[READING TEXT]:
────────────────────────────────────────
Re: + mm-mmu_gather-remove-__tlb_reset_range-for-force-flush.patch added to -mm tree

Nicholas Piggin <npiggin@xxxxxxxxx> · Fri, 31 May 2019 12:46:56 +1000

Peter Zijlstra's on May 28, 2019 12:25 am:
> On Mon, May 27, 2019 at 06:59:08PM +0530, Aneesh Kumar K.V wrote:
>> On 5/27/19 4:31 PM, Peter Zijlstra wrote:
>> > On Tue, May 21, 2019 at 04:18:33PM -0700, akpm@xxxxxxxxxxxxxxxxxxxx wrote:
>> > > --- a/mm/mmu_gather.c~mm-mmu_gather-remove-__tlb_reset_range-for-force-flush
>> > > +++ a/mm/mmu_gather.c
>> > > @@ -245,14 +245,28 @@ void tlb_finish_mmu(struct mmu_gather *t
>> > >   {
>> > >   	/*
>> > >   	 * If there are parallel threads are doing PTE changes on same range
>> > > -	 * under non-exclusive lock(e.g., mmap_sem read-side) but defer TLB
>> > > -	 * flush by batching, a thread has stable TLB entry can fail to flush
>> > > -	 * the TLB by observing pte_none|!pte_dirty, for example so flush TLB
>> > > -	 * forcefully if we detect parallel PTE batching threads.
>> > > +	 * under non-exclusive lock (e.g., mmap_sem read-side) but defer TLB
>> > > +	 * flush by batching, one thread may end up seeing inconsistent PTEs
>> > > +	 * and result in having stale TLB entries.  So flush TLB forcefully
>> > > +	 * if we detect parallel PTE batching threads.
>> > > +	 *
>> > > +	 * However, some syscalls, e.g. munmap(), may free page tables, this
>> > > +	 * needs force flush everything in the given range. Otherwise this
>> > > +	 * may result in having stale TLB entries for some architectures,
>> > > +	 * e.g. aarch64, that could specify flush what level TLB.
>> > >   	 */
>> > >   	if (mm_tlb_flush_nested(tlb->mm)) {
>> > > +		/*
>> > > +		 * The aarch64 yields better performance with fullmm by
>> > > +		 * avoiding multiple CPUs spamming TLBI messages at the
>> > > +		 * same time.
>> > > +		 *
>> > > +		 * On x86 non-fullmm doesn't yield significant difference
>> > > +		 * against fullmm.
>> > > +		 */
>> > > +		tlb->fullmm = 1;
>> > >   		__tlb_reset_range(tlb);
>> > > -		__tlb_adjust_range(tlb, start, end - start);
>> > > +		tlb->freed_tables = 1;
>> > >   	}
>> > >   	tlb_flush_mmu(tlb);
>> > 
>> > Nick, Aneesh, can we now do this?

Sorry I meant to get to that but forgot.

>> > 
>> > ---
>> > 
>> > diff --git a/arch/powerpc/mm/book3s64/radix_tlb.c b/arch/powerpc/mm/book3s64/radix_tlb.c
>> > index 4d841369399f..8d28b83914cb 100644
>> > --- a/arch/powerpc/mm/book3s64/radix_tlb.c
>> > +++ b/arch/powerpc/mm/book3s64/radix_tlb.c
>> > @@ -881,39 +881,6 @@ void radix__tlb_flush(struct mmu_gather *tlb)
>> >   	 */
>> >   	if (tlb->fullmm) {
>> >   		__flush_all_mm(mm, true);
>> > -#if defined(CONFIG_TRANSPARENT_HUGEPAGE) || defined(CONFIG_HUGETLB_PAGE)
────────────────────────────────────────
[CHALLENGES]:
1) In the mailing-list thread, which architecture does the patch comment say gets better performance with fullmm?
2) Reproduce everything in the mailing-list thread from "Peter Zijlstra's on" down to "forcefully if we detect parallel PTE batching threads.".
Work from the mailing-list thread alone.
────────────────────────────────────────
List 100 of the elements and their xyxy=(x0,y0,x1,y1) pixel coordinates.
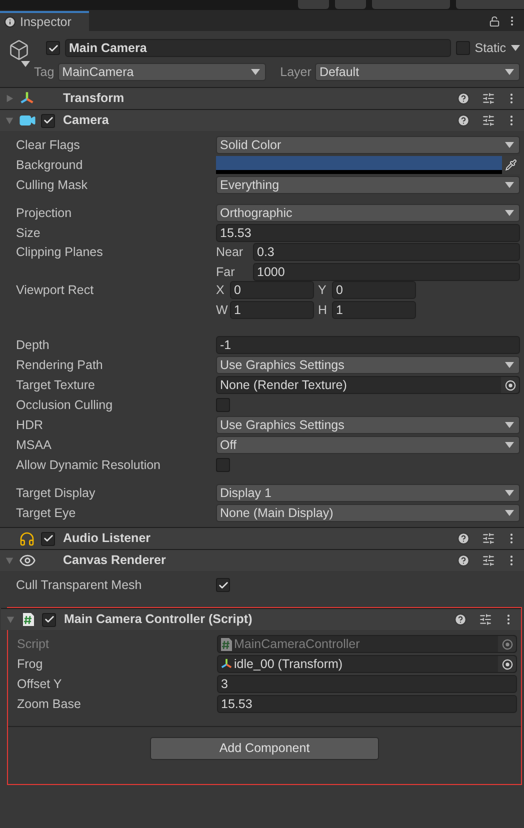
dropdown-value: MainCamera xyxy=(62,64,134,81)
name-field[interactable]: Main Camera xyxy=(65,39,451,57)
dropdown-value: Use Graphics Settings xyxy=(220,356,344,374)
dropdown-value: None (Main Display) xyxy=(220,504,334,522)
component-title: Canvas Renderer xyxy=(63,552,167,570)
caret-icon xyxy=(505,142,514,148)
help-icon[interactable] xyxy=(457,92,470,105)
eyedropper-icon[interactable] xyxy=(505,159,517,171)
dropdown-value: Everything xyxy=(220,176,280,194)
component-header[interactable]: Camera xyxy=(0,109,524,131)
field-label: X xyxy=(216,282,226,299)
component-header[interactable]: Canvas Renderer xyxy=(0,549,524,571)
caret-icon xyxy=(505,442,514,448)
eye-icon xyxy=(18,552,36,569)
help-icon[interactable] xyxy=(457,114,470,127)
layer-label: Layer xyxy=(280,64,312,81)
dropdown[interactable]: Everything xyxy=(216,176,520,194)
input-field[interactable]: 1000 xyxy=(253,263,520,281)
input-field[interactable]: 1 xyxy=(332,301,416,319)
input-field[interactable]: -1 xyxy=(216,336,520,354)
enable-checkbox[interactable] xyxy=(42,612,56,626)
tag-dropdown[interactable]: MainCamera xyxy=(58,63,266,81)
property-label: Depth xyxy=(16,336,50,354)
presets-icon[interactable] xyxy=(482,532,495,545)
target-icon[interactable] xyxy=(502,658,512,670)
dropdown-value: Solid Color xyxy=(220,136,282,154)
presets-icon[interactable] xyxy=(479,613,492,626)
checkbox[interactable] xyxy=(216,398,230,412)
property-label: Target Eye xyxy=(16,504,77,522)
check-icon xyxy=(48,42,58,54)
tab-title: Inspector xyxy=(20,14,72,31)
field-label: Y xyxy=(318,282,328,299)
inspector-tab[interactable]: Inspector xyxy=(0,11,89,31)
enable-checkbox[interactable] xyxy=(41,114,55,128)
info-icon xyxy=(4,16,16,28)
dropdown[interactable]: Orthographic xyxy=(216,204,520,222)
property-label: Target Display xyxy=(16,484,96,502)
dropdown-value: Default xyxy=(319,64,360,81)
input-field[interactable]: 3 xyxy=(217,675,517,693)
tag-label: Tag xyxy=(34,64,54,81)
property-label: Culling Mask xyxy=(16,176,89,194)
component-header[interactable]: Main Camera Controller (Script) xyxy=(1,608,521,630)
component-header[interactable]: Transform xyxy=(0,87,524,109)
input-field[interactable]: 15.53 xyxy=(216,224,520,242)
input-field[interactable]: 0 xyxy=(332,281,416,299)
hash-file-icon xyxy=(220,636,233,652)
dropdown[interactable]: Use Graphics Settings xyxy=(216,416,520,434)
dropdown[interactable]: Solid Color xyxy=(216,136,520,154)
caret-icon xyxy=(511,45,520,51)
cube-icon xyxy=(8,39,30,61)
property-label: Script xyxy=(17,636,50,653)
field-label: Near xyxy=(216,244,244,261)
property-label: Background xyxy=(16,156,84,174)
help-icon[interactable] xyxy=(454,613,467,626)
static-checkbox[interactable] xyxy=(456,41,470,55)
property-label: Target Texture xyxy=(16,376,96,394)
object-field[interactable]: idle_00 (Transform) xyxy=(217,655,517,673)
color-field[interactable] xyxy=(216,156,520,174)
component-header[interactable]: Audio Listener xyxy=(0,527,524,549)
input-field[interactable]: 0.3 xyxy=(253,243,520,261)
dropdown-value: Use Graphics Settings xyxy=(220,416,344,434)
layer-dropdown[interactable]: Default xyxy=(315,63,520,81)
dropdown[interactable]: Use Graphics Settings xyxy=(216,356,520,374)
target-icon[interactable] xyxy=(504,380,516,390)
check-icon xyxy=(218,580,228,590)
object-value: idle_00 (Transform) xyxy=(234,656,344,673)
object-field[interactable]: None (Render Texture) xyxy=(216,376,520,394)
input-field[interactable]: 0 xyxy=(230,281,314,299)
help-icon[interactable] xyxy=(457,532,470,545)
help-icon[interactable] xyxy=(457,554,470,567)
dropdown[interactable]: Display 1 xyxy=(216,484,520,502)
caret-icon xyxy=(505,510,514,516)
property-label: Rendering Path xyxy=(16,356,104,374)
enable-checkbox[interactable] xyxy=(41,532,55,546)
component-title: Main Camera Controller (Script) xyxy=(64,611,254,628)
check-icon xyxy=(42,115,54,126)
checkbox[interactable] xyxy=(216,458,230,472)
dropdown[interactable]: None (Main Display) xyxy=(216,504,520,522)
field-label: Far xyxy=(216,264,236,281)
presets-icon[interactable] xyxy=(482,92,495,105)
property-label: Cull Transparent Mesh xyxy=(16,576,143,594)
presets-icon[interactable] xyxy=(482,554,495,567)
property-label: MSAA xyxy=(16,436,52,454)
input-field[interactable]: 15.53 xyxy=(217,695,517,713)
lock-icon[interactable] xyxy=(489,16,500,26)
property-label: Clear Flags xyxy=(16,136,81,154)
property-label: Offset Y xyxy=(17,676,63,693)
field-label: W xyxy=(216,302,229,319)
dropdown-value: Display 1 xyxy=(220,484,272,502)
presets-icon[interactable] xyxy=(482,114,495,127)
checkbox[interactable] xyxy=(216,578,230,592)
active-checkbox[interactable] xyxy=(46,41,60,55)
dropdown[interactable]: Off xyxy=(216,436,520,454)
add-component-button[interactable]: Add Component xyxy=(150,737,379,760)
axes-icon xyxy=(220,658,233,670)
input-field[interactable]: 1 xyxy=(230,301,314,319)
caret-icon xyxy=(505,490,514,496)
caret-icon xyxy=(505,210,514,216)
property-label: Size xyxy=(16,224,42,242)
caret-icon xyxy=(505,362,514,368)
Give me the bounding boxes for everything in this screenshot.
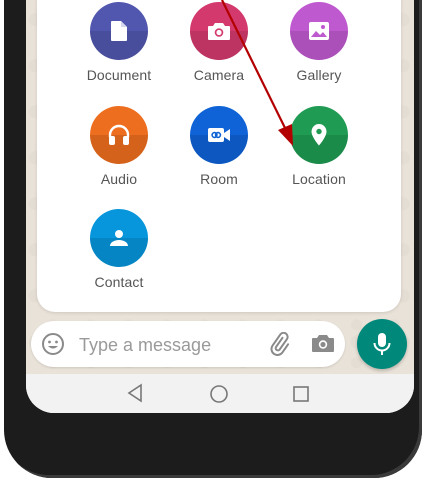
headphones-icon	[108, 124, 130, 145]
attach-location-button[interactable]	[290, 106, 348, 164]
attach-room-button[interactable]	[190, 106, 248, 164]
document-icon	[111, 21, 127, 41]
video-room-icon	[208, 128, 230, 142]
attach-clip-icon[interactable]	[267, 332, 291, 356]
attach-location-item[interactable]: Location	[269, 106, 369, 187]
microphone-icon	[373, 333, 391, 355]
message-input[interactable]	[77, 329, 261, 361]
attachment-menu: Document Camera Gallery Audio Room Locat…	[37, 0, 401, 312]
camera-shortcut-icon[interactable]	[311, 333, 335, 354]
gallery-icon	[309, 22, 329, 40]
message-input-bar	[31, 321, 345, 367]
attach-label: Audio	[100, 171, 138, 187]
attach-camera-button[interactable]	[190, 2, 248, 60]
attach-document-button[interactable]	[90, 2, 148, 60]
attach-audio-item[interactable]: Audio	[69, 106, 169, 187]
attach-label: Location	[292, 171, 346, 187]
attach-audio-button[interactable]	[90, 106, 148, 164]
attach-label: Contact	[94, 274, 144, 290]
attach-contact-item[interactable]: Contact	[69, 209, 169, 290]
attach-gallery-item[interactable]: Gallery	[269, 2, 369, 83]
contact-icon	[110, 230, 128, 246]
camera-icon	[208, 23, 230, 40]
attach-label: Room	[200, 171, 238, 187]
attach-document-item[interactable]: Document	[69, 2, 169, 83]
attach-label: Document	[86, 67, 152, 83]
phone-frame: Document Camera Gallery Audio Room Locat…	[4, 0, 422, 478]
attach-label: Camera	[193, 67, 245, 83]
nav-back-icon[interactable]	[126, 383, 144, 403]
attach-camera-item[interactable]: Camera	[169, 2, 269, 83]
voice-record-button[interactable]	[357, 319, 407, 369]
screen: Document Camera Gallery Audio Room Locat…	[26, 0, 414, 413]
attach-gallery-button[interactable]	[290, 2, 348, 60]
nav-home-icon[interactable]	[209, 384, 229, 404]
attach-contact-button[interactable]	[90, 209, 148, 267]
nav-recents-icon[interactable]	[292, 385, 310, 403]
attach-room-item[interactable]: Room	[169, 106, 269, 187]
location-pin-icon	[311, 124, 327, 146]
attach-label: Gallery	[296, 67, 342, 83]
emoji-icon[interactable]	[41, 332, 65, 356]
system-navigation-bar	[26, 374, 414, 413]
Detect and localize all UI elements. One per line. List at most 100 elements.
────────────────────────────────────────
[RESULTS OF THE EXERCISE]:
1) aarch64

2)
Peter Zijlstra's on May 28, 2019 12:25 am:
> On Mon, May 27, 2019 at 06:59:08PM +0530, Aneesh Kumar K.V wrote:
>> On 5/27/19 4:31 PM, Peter Zijlstra wrote:
>> > On Tue, May 21, 2019 at 04:18:33PM -0700, akpm@xxxxxxxxxxxxxxxxxxxx wrote:
>> > > --- a/mm/mmu_gather.c~mm-mmu_gather-remove-__tlb_reset_range-for-force-flush
>> > > +++ a/mm/mmu_gather.c
>> > > @@ -245,14 +245,28 @@ void tlb_finish_mmu(struct mmu_gather *t
>> > >   {
>> > >   	/*
>> > >   	 * If there are parallel threads are doing PTE changes on same range
>> > > -	 * under non-exclusive lock(e.g., mmap_sem read-side) but defer TLB
>> > > -	 * flush by batching, a thread has stable TLB entry can fail to flush
>> > > -	 * the TLB by observing pte_none|!pte_dirty, for example so flush TLB
>> > > -	 * forcefully if we detect parallel PTE batching threads.